(Collection entries)

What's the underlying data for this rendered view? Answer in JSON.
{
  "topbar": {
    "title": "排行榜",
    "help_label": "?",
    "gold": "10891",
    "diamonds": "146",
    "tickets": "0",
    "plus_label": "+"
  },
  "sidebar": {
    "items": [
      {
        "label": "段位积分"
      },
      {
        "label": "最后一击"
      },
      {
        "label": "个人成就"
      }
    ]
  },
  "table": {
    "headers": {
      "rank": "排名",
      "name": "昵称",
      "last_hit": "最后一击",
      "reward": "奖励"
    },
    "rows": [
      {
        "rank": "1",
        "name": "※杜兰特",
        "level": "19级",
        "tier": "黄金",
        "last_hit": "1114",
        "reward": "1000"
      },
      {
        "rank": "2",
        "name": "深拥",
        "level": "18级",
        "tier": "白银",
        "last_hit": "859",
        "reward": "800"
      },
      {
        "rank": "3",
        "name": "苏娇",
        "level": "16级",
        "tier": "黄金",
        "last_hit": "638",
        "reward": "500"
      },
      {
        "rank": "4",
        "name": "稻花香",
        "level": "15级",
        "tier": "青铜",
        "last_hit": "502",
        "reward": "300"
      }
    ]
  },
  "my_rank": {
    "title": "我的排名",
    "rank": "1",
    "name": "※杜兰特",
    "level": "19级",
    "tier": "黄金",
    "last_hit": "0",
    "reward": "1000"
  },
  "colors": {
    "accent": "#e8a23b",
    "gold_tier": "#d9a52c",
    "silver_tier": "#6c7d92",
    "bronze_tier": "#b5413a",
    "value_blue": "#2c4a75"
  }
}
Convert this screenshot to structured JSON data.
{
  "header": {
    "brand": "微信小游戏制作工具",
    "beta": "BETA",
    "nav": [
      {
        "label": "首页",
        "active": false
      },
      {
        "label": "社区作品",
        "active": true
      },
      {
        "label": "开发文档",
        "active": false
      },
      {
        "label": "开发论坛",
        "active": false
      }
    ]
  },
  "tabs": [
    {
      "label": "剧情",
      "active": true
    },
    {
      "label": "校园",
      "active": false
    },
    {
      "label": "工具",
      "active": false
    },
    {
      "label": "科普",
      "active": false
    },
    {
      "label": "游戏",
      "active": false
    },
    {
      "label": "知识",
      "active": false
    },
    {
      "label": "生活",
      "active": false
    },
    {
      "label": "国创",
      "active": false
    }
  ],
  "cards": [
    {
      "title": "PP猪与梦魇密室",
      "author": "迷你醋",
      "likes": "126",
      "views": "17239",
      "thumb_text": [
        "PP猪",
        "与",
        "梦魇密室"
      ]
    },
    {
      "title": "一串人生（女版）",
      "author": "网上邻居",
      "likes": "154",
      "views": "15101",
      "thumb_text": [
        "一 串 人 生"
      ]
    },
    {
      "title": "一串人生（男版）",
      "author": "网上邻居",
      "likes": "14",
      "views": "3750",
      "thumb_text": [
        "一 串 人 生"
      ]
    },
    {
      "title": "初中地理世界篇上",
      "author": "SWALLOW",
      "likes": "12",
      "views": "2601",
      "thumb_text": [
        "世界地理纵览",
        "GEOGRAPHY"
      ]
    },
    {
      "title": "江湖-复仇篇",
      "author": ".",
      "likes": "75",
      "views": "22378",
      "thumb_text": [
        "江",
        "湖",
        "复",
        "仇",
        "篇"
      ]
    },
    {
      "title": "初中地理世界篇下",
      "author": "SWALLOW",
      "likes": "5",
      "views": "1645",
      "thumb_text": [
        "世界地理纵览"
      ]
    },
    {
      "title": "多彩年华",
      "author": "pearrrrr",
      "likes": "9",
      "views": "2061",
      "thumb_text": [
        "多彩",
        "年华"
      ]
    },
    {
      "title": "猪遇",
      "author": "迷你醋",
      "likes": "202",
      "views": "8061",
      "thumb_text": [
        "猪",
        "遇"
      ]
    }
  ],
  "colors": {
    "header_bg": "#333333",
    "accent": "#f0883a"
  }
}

What is asked ::
Copy out every line holding the string "data".

Response to the task ::
What's the underlying data for this rendered view? Answer in JSON.
Convert this screenshot to structured JSON data.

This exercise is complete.